> _WORK REQUIRED_
Reproduce all of the data below without alteration; exclude every picture.

> _INPUT_
--- Begin ---

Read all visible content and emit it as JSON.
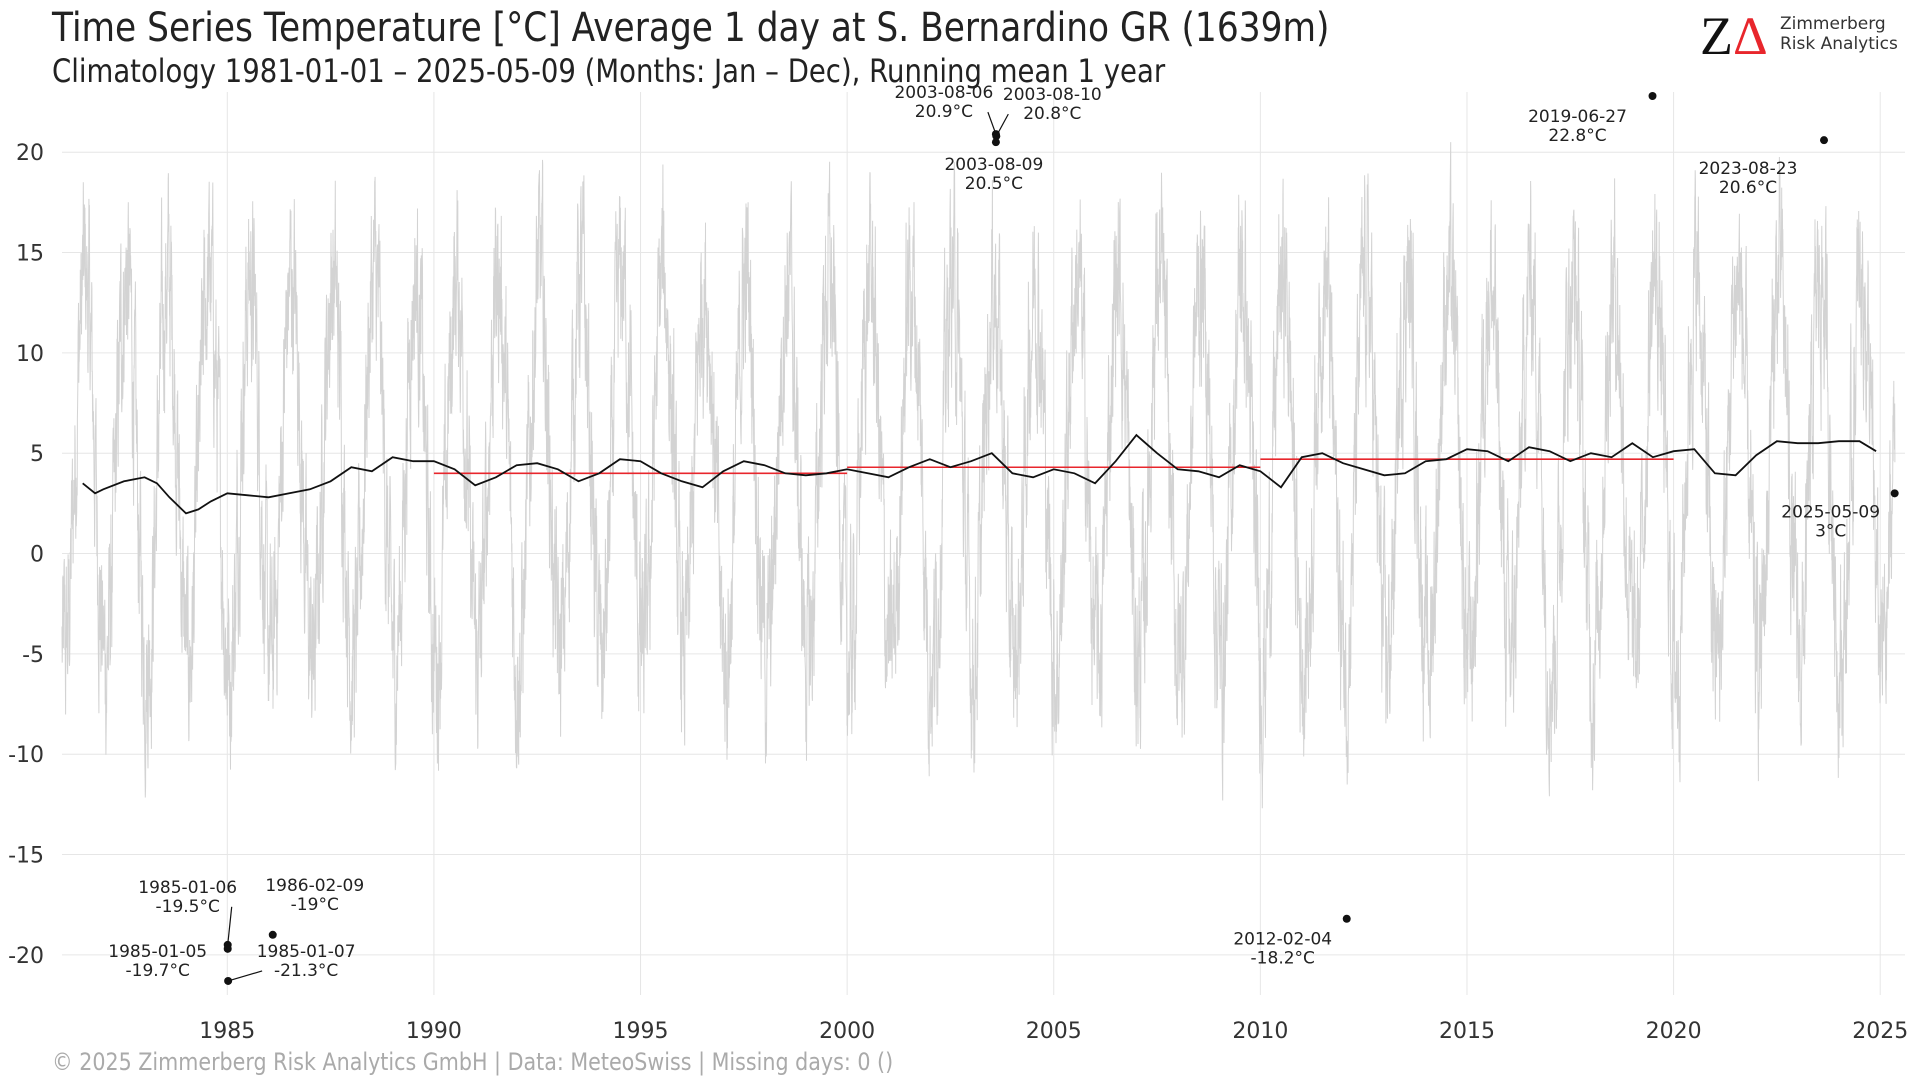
{
  "header": {
    "title": "Time Series Temperature [°C] Average 1 day at S. Bernardino  GR (1639m)",
    "subtitle": "Climatology 1981-01-01 – 2025-05-09 (Months: Jan – Dec), Running mean 1 year"
  },
  "logo": {
    "mark_z": "Z",
    "mark_delta": "Δ",
    "line1": "Zimmerberg",
    "line2": "Risk Analytics"
  },
  "footer": {
    "text": "©  2025 Zimmerberg Risk Analytics GmbH | Data: MeteoSwiss | Missing days: 0 ()"
  },
  "colors": {
    "daily_series": "#d3d3d3",
    "running_mean": "#111111",
    "decade_mean": "#e8262c",
    "grid": "#e6e6e6"
  },
  "chart_data": {
    "type": "line",
    "title": "Time Series Temperature [°C] Average 1 day at S. Bernardino  GR (1639m)",
    "subtitle": "Climatology 1981-01-01 – 2025-05-09 (Months: Jan – Dec), Running mean 1 year",
    "xlim": [
      1981.0,
      2025.6
    ],
    "ylim": [
      -22.0,
      23.0
    ],
    "x_ticks": [
      1985,
      1990,
      1995,
      2000,
      2005,
      2010,
      2015,
      2020,
      2025
    ],
    "y_ticks": [
      -20,
      -15,
      -10,
      -5,
      0,
      5,
      10,
      15,
      20
    ],
    "grid": true,
    "series": [
      {
        "role": "daily",
        "x_start": 1981.0,
        "x_end": 2025.36,
        "seasonal_amplitude": 9.5,
        "mean": 4.2
      },
      {
        "role": "running_mean_1y",
        "x": [
          1981.5,
          1981.8,
          1982.0,
          1982.5,
          1983.0,
          1983.3,
          1983.6,
          1984.0,
          1984.3,
          1984.6,
          1985.0,
          1985.5,
          1986.0,
          1986.5,
          1987.0,
          1987.5,
          1988.0,
          1988.5,
          1989.0,
          1989.5,
          1990.0,
          1990.5,
          1991.0,
          1991.5,
          1992.0,
          1992.5,
          1993.0,
          1993.5,
          1994.0,
          1994.5,
          1995.0,
          1995.5,
          1996.0,
          1996.5,
          1997.0,
          1997.5,
          1998.0,
          1998.5,
          1999.0,
          1999.5,
          2000.0,
          2000.5,
          2001.0,
          2001.5,
          2002.0,
          2002.5,
          2003.0,
          2003.5,
          2004.0,
          2004.5,
          2005.0,
          2005.5,
          2006.0,
          2006.5,
          2007.0,
          2007.5,
          2008.0,
          2008.5,
          2009.0,
          2009.5,
          2010.0,
          2010.5,
          2011.0,
          2011.5,
          2012.0,
          2012.5,
          2013.0,
          2013.5,
          2014.0,
          2014.5,
          2015.0,
          2015.5,
          2016.0,
          2016.5,
          2017.0,
          2017.5,
          2018.0,
          2018.5,
          2019.0,
          2019.5,
          2020.0,
          2020.5,
          2021.0,
          2021.5,
          2022.0,
          2022.5,
          2023.0,
          2023.5,
          2024.0,
          2024.5,
          2024.9
        ],
        "y": [
          3.5,
          3.0,
          3.2,
          3.6,
          3.8,
          3.5,
          2.8,
          2.0,
          2.2,
          2.6,
          3.0,
          2.9,
          2.8,
          3.0,
          3.2,
          3.6,
          4.3,
          4.1,
          4.8,
          4.6,
          4.6,
          4.2,
          3.4,
          3.8,
          4.4,
          4.5,
          4.2,
          3.6,
          4.0,
          4.7,
          4.6,
          4.0,
          3.6,
          3.3,
          4.1,
          4.6,
          4.4,
          4.0,
          3.9,
          4.0,
          4.2,
          4.0,
          3.8,
          4.3,
          4.7,
          4.3,
          4.6,
          5.0,
          4.0,
          3.8,
          4.2,
          4.0,
          3.5,
          4.6,
          5.9,
          5.0,
          4.2,
          4.1,
          3.8,
          4.4,
          4.1,
          3.3,
          4.8,
          5.0,
          4.5,
          4.2,
          3.9,
          4.0,
          4.6,
          4.7,
          5.2,
          5.1,
          4.6,
          5.3,
          5.1,
          4.6,
          5.0,
          4.8,
          5.5,
          4.8,
          5.1,
          5.2,
          4.0,
          3.9,
          4.9,
          5.6,
          5.5,
          5.5,
          5.6,
          5.6,
          5.1
        ]
      },
      {
        "role": "decade_mean",
        "segments": [
          {
            "x": [
              1990,
              2000
            ],
            "y": 4.0
          },
          {
            "x": [
              2000,
              2010
            ],
            "y": 4.3
          },
          {
            "x": [
              2010,
              2020
            ],
            "y": 4.7
          }
        ]
      }
    ],
    "annotations": [
      {
        "label": "2003-08-06",
        "value": "20.9°C",
        "x": 2003.6,
        "y": 20.9
      },
      {
        "label": "2003-08-10",
        "value": "20.8°C",
        "x": 2003.61,
        "y": 20.8
      },
      {
        "label": "2003-08-09",
        "value": "20.5°C",
        "x": 2003.6,
        "y": 20.5
      },
      {
        "label": "2019-06-27",
        "value": "22.8°C",
        "x": 2019.49,
        "y": 22.8
      },
      {
        "label": "2023-08-23",
        "value": "20.6°C",
        "x": 2023.64,
        "y": 20.6
      },
      {
        "label": "2025-05-09",
        "value": "3°C",
        "x": 2025.35,
        "y": 3.0
      },
      {
        "label": "1985-01-06",
        "value": "-19.5°C",
        "x": 1985.01,
        "y": -19.5
      },
      {
        "label": "1986-02-09",
        "value": "-19°C",
        "x": 1986.1,
        "y": -19.0
      },
      {
        "label": "1985-01-05",
        "value": "-19.7°C",
        "x": 1985.01,
        "y": -19.7
      },
      {
        "label": "1985-01-07",
        "value": "-21.3°C",
        "x": 1985.02,
        "y": -21.3
      },
      {
        "label": "2012-02-04",
        "value": "-18.2°C",
        "x": 2012.09,
        "y": -18.2
      }
    ]
  }
}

--- End ---

> _TASK RESPONSE_
Read all visible content and emit it as JSON.
{
  "header": {
    "title": "Time Series Temperature [°C] Average 1 day at S. Bernardino  GR (1639m)",
    "subtitle": "Climatology 1981-01-01 – 2025-05-09 (Months: Jan – Dec), Running mean 1 year"
  },
  "logo": {
    "mark_z": "Z",
    "mark_delta": "Δ",
    "line1": "Zimmerberg",
    "line2": "Risk Analytics"
  },
  "footer": {
    "text": "©  2025 Zimmerberg Risk Analytics GmbH | Data: MeteoSwiss | Missing days: 0 ()"
  },
  "colors": {
    "daily_series": "#d3d3d3",
    "running_mean": "#111111",
    "decade_mean": "#e8262c",
    "grid": "#e6e6e6"
  },
  "chart_data": {
    "type": "line",
    "title": "Time Series Temperature [°C] Average 1 day at S. Bernardino  GR (1639m)",
    "subtitle": "Climatology 1981-01-01 – 2025-05-09 (Months: Jan – Dec), Running mean 1 year",
    "xlim": [
      1981.0,
      2025.6
    ],
    "ylim": [
      -22.0,
      23.0
    ],
    "x_ticks": [
      1985,
      1990,
      1995,
      2000,
      2005,
      2010,
      2015,
      2020,
      2025
    ],
    "y_ticks": [
      -20,
      -15,
      -10,
      -5,
      0,
      5,
      10,
      15,
      20
    ],
    "grid": true,
    "series": [
      {
        "role": "daily",
        "x_start": 1981.0,
        "x_end": 2025.36,
        "seasonal_amplitude": 9.5,
        "mean": 4.2
      },
      {
        "role": "running_mean_1y",
        "x": [
          1981.5,
          1981.8,
          1982.0,
          1982.5,
          1983.0,
          1983.3,
          1983.6,
          1984.0,
          1984.3,
          1984.6,
          1985.0,
          1985.5,
          1986.0,
          1986.5,
          1987.0,
          1987.5,
          1988.0,
          1988.5,
          1989.0,
          1989.5,
          1990.0,
          1990.5,
          1991.0,
          1991.5,
          1992.0,
          1992.5,
          1993.0,
          1993.5,
          1994.0,
          1994.5,
          1995.0,
          1995.5,
          1996.0,
          1996.5,
          1997.0,
          1997.5,
          1998.0,
          1998.5,
          1999.0,
          1999.5,
          2000.0,
          2000.5,
          2001.0,
          2001.5,
          2002.0,
          2002.5,
          2003.0,
          2003.5,
          2004.0,
          2004.5,
          2005.0,
          2005.5,
          2006.0,
          2006.5,
          2007.0,
          2007.5,
          2008.0,
          2008.5,
          2009.0,
          2009.5,
          2010.0,
          2010.5,
          2011.0,
          2011.5,
          2012.0,
          2012.5,
          2013.0,
          2013.5,
          2014.0,
          2014.5,
          2015.0,
          2015.5,
          2016.0,
          2016.5,
          2017.0,
          2017.5,
          2018.0,
          2018.5,
          2019.0,
          2019.5,
          2020.0,
          2020.5,
          2021.0,
          2021.5,
          2022.0,
          2022.5,
          2023.0,
          2023.5,
          2024.0,
          2024.5,
          2024.9
        ],
        "y": [
          3.5,
          3.0,
          3.2,
          3.6,
          3.8,
          3.5,
          2.8,
          2.0,
          2.2,
          2.6,
          3.0,
          2.9,
          2.8,
          3.0,
          3.2,
          3.6,
          4.3,
          4.1,
          4.8,
          4.6,
          4.6,
          4.2,
          3.4,
          3.8,
          4.4,
          4.5,
          4.2,
          3.6,
          4.0,
          4.7,
          4.6,
          4.0,
          3.6,
          3.3,
          4.1,
          4.6,
          4.4,
          4.0,
          3.9,
          4.0,
          4.2,
          4.0,
          3.8,
          4.3,
          4.7,
          4.3,
          4.6,
          5.0,
          4.0,
          3.8,
          4.2,
          4.0,
          3.5,
          4.6,
          5.9,
          5.0,
          4.2,
          4.1,
          3.8,
          4.4,
          4.1,
          3.3,
          4.8,
          5.0,
          4.5,
          4.2,
          3.9,
          4.0,
          4.6,
          4.7,
          5.2,
          5.1,
          4.6,
          5.3,
          5.1,
          4.6,
          5.0,
          4.8,
          5.5,
          4.8,
          5.1,
          5.2,
          4.0,
          3.9,
          4.9,
          5.6,
          5.5,
          5.5,
          5.6,
          5.6,
          5.1
        ]
      },
      {
        "role": "decade_mean",
        "segments": [
          {
            "x": [
              1990,
              2000
            ],
            "y": 4.0
          },
          {
            "x": [
              2000,
              2010
            ],
            "y": 4.3
          },
          {
            "x": [
              2010,
              2020
            ],
            "y": 4.7
          }
        ]
      }
    ],
    "annotations": [
      {
        "label": "2003-08-06",
        "value": "20.9°C",
        "x": 2003.6,
        "y": 20.9
      },
      {
        "label": "2003-08-10",
        "value": "20.8°C",
        "x": 2003.61,
        "y": 20.8
      },
      {
        "label": "2003-08-09",
        "value": "20.5°C",
        "x": 2003.6,
        "y": 20.5
      },
      {
        "label": "2019-06-27",
        "value": "22.8°C",
        "x": 2019.49,
        "y": 22.8
      },
      {
        "label": "2023-08-23",
        "value": "20.6°C",
        "x": 2023.64,
        "y": 20.6
      },
      {
        "label": "2025-05-09",
        "value": "3°C",
        "x": 2025.35,
        "y": 3.0
      },
      {
        "label": "1985-01-06",
        "value": "-19.5°C",
        "x": 1985.01,
        "y": -19.5
      },
      {
        "label": "1986-02-09",
        "value": "-19°C",
        "x": 1986.1,
        "y": -19.0
      },
      {
        "label": "1985-01-05",
        "value": "-19.7°C",
        "x": 1985.01,
        "y": -19.7
      },
      {
        "label": "1985-01-07",
        "value": "-21.3°C",
        "x": 1985.02,
        "y": -21.3
      },
      {
        "label": "2012-02-04",
        "value": "-18.2°C",
        "x": 2012.09,
        "y": -18.2
      }
    ]
  }
}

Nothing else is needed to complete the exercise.